**Set exercise**
In the items below, change "volume-bar" to "volume-column" wherever it appears. Keep every other line and character the same.

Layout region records
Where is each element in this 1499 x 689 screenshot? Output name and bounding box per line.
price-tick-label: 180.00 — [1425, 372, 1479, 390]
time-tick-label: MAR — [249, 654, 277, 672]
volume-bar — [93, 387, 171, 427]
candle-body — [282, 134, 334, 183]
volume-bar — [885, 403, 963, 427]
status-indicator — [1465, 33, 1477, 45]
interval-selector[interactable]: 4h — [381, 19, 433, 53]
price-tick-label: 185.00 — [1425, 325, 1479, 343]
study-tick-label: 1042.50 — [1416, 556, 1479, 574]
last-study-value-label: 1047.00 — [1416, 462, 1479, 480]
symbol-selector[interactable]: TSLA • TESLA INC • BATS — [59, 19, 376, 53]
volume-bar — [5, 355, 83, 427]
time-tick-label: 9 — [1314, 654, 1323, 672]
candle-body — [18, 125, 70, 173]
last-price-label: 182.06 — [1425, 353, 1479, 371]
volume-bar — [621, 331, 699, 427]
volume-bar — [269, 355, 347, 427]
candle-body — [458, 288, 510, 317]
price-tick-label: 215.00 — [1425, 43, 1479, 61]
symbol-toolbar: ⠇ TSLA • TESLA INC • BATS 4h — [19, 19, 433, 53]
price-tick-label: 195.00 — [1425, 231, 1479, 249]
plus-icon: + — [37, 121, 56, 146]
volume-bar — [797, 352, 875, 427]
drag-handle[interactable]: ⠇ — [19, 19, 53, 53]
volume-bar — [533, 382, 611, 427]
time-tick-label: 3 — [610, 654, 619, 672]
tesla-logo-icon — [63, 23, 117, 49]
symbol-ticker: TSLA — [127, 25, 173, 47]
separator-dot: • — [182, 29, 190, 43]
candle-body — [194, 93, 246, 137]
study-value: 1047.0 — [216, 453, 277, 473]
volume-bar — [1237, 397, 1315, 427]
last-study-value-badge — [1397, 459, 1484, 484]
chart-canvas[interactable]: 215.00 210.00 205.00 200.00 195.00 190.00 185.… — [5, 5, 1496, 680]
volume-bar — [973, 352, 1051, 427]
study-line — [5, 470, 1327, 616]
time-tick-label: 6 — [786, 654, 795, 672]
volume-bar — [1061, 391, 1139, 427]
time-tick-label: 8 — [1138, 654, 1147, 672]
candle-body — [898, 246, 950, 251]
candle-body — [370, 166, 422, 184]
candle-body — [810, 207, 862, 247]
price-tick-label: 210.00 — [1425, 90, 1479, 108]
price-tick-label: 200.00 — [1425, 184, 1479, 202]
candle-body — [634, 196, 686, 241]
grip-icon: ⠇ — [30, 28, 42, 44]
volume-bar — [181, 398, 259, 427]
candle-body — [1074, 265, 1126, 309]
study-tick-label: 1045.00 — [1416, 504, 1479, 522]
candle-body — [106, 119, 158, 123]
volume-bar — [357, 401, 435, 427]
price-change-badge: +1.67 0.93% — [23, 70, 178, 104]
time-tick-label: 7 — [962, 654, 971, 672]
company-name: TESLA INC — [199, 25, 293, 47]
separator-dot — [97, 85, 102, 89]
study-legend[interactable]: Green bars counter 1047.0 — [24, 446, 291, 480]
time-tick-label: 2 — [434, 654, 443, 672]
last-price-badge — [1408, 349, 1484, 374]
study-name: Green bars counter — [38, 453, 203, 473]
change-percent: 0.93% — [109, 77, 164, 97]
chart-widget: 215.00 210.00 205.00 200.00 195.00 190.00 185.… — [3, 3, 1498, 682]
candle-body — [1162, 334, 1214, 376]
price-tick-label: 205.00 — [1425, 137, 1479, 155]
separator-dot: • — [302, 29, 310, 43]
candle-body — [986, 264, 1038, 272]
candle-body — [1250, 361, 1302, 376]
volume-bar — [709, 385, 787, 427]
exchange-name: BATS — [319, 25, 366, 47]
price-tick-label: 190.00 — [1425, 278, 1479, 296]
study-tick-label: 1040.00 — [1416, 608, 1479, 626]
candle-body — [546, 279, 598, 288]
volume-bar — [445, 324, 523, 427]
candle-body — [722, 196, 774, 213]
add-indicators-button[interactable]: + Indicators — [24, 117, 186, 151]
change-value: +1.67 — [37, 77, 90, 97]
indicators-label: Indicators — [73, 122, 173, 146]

**Problem solution**
Where is each element in this 1499 x 689 screenshot? Output name and bounding box per line.
price-tick-label: 180.00 — [1425, 372, 1479, 390]
time-tick-label: MAR — [249, 654, 277, 672]
volume-column — [93, 387, 171, 427]
candle-body — [282, 134, 334, 183]
volume-column — [885, 403, 963, 427]
status-indicator — [1465, 33, 1477, 45]
interval-selector[interactable]: 4h — [381, 19, 433, 53]
price-tick-label: 185.00 — [1425, 325, 1479, 343]
study-tick-label: 1042.50 — [1416, 556, 1479, 574]
last-study-value-label: 1047.00 — [1416, 462, 1479, 480]
symbol-selector[interactable]: TSLA • TESLA INC • BATS — [59, 19, 376, 53]
volume-column — [5, 355, 83, 427]
time-tick-label: 9 — [1314, 654, 1323, 672]
candle-body — [18, 125, 70, 173]
last-price-label: 182.06 — [1425, 353, 1479, 371]
volume-column — [621, 331, 699, 427]
volume-column — [269, 355, 347, 427]
candle-body — [458, 288, 510, 317]
price-tick-label: 215.00 — [1425, 43, 1479, 61]
symbol-toolbar: ⠇ TSLA • TESLA INC • BATS 4h — [19, 19, 433, 53]
price-tick-label: 195.00 — [1425, 231, 1479, 249]
plus-icon: + — [37, 121, 56, 146]
volume-column — [797, 352, 875, 427]
drag-handle[interactable]: ⠇ — [19, 19, 53, 53]
volume-column — [533, 382, 611, 427]
time-tick-label: 3 — [610, 654, 619, 672]
tesla-logo-icon — [63, 23, 117, 49]
symbol-ticker: TSLA — [127, 25, 173, 47]
separator-dot: • — [182, 29, 190, 43]
candle-body — [194, 93, 246, 137]
study-value: 1047.0 — [216, 453, 277, 473]
volume-column — [1237, 397, 1315, 427]
last-study-value-badge — [1397, 459, 1484, 484]
chart-canvas[interactable]: 215.00 210.00 205.00 200.00 195.00 190.00 185.… — [5, 5, 1496, 680]
volume-column — [973, 352, 1051, 427]
study-line — [5, 470, 1327, 616]
time-tick-label: 6 — [786, 654, 795, 672]
volume-column — [1061, 391, 1139, 427]
time-tick-label: 8 — [1138, 654, 1147, 672]
candle-body — [898, 246, 950, 251]
candle-body — [370, 166, 422, 184]
candle-body — [810, 207, 862, 247]
price-tick-label: 210.00 — [1425, 90, 1479, 108]
price-tick-label: 200.00 — [1425, 184, 1479, 202]
candle-body — [634, 196, 686, 241]
grip-icon: ⠇ — [30, 28, 42, 44]
volume-column — [181, 398, 259, 427]
candle-body — [1074, 265, 1126, 309]
study-tick-label: 1045.00 — [1416, 504, 1479, 522]
candle-body — [106, 119, 158, 123]
volume-column — [357, 401, 435, 427]
price-change-badge: +1.67 0.93% — [23, 70, 178, 104]
time-tick-label: 7 — [962, 654, 971, 672]
company-name: TESLA INC — [199, 25, 293, 47]
separator-dot — [97, 85, 102, 89]
study-legend[interactable]: Green bars counter 1047.0 — [24, 446, 291, 480]
time-tick-label: 2 — [434, 654, 443, 672]
last-price-badge — [1408, 349, 1484, 374]
study-name: Green bars counter — [38, 453, 203, 473]
change-percent: 0.93% — [109, 77, 164, 97]
chart-widget: 215.00 210.00 205.00 200.00 195.00 190.00 185.… — [3, 3, 1498, 682]
candle-body — [1162, 334, 1214, 376]
price-tick-label: 205.00 — [1425, 137, 1479, 155]
separator-dot: • — [302, 29, 310, 43]
candle-body — [986, 264, 1038, 272]
candle-body — [1250, 361, 1302, 376]
volume-column — [709, 385, 787, 427]
exchange-name: BATS — [319, 25, 366, 47]
price-tick-label: 190.00 — [1425, 278, 1479, 296]
study-tick-label: 1040.00 — [1416, 608, 1479, 626]
candle-body — [546, 279, 598, 288]
volume-column — [445, 324, 523, 427]
candle-body — [722, 196, 774, 213]
add-indicators-button[interactable]: + Indicators — [24, 117, 186, 151]
change-value: +1.67 — [37, 77, 90, 97]
indicators-label: Indicators — [73, 122, 173, 146]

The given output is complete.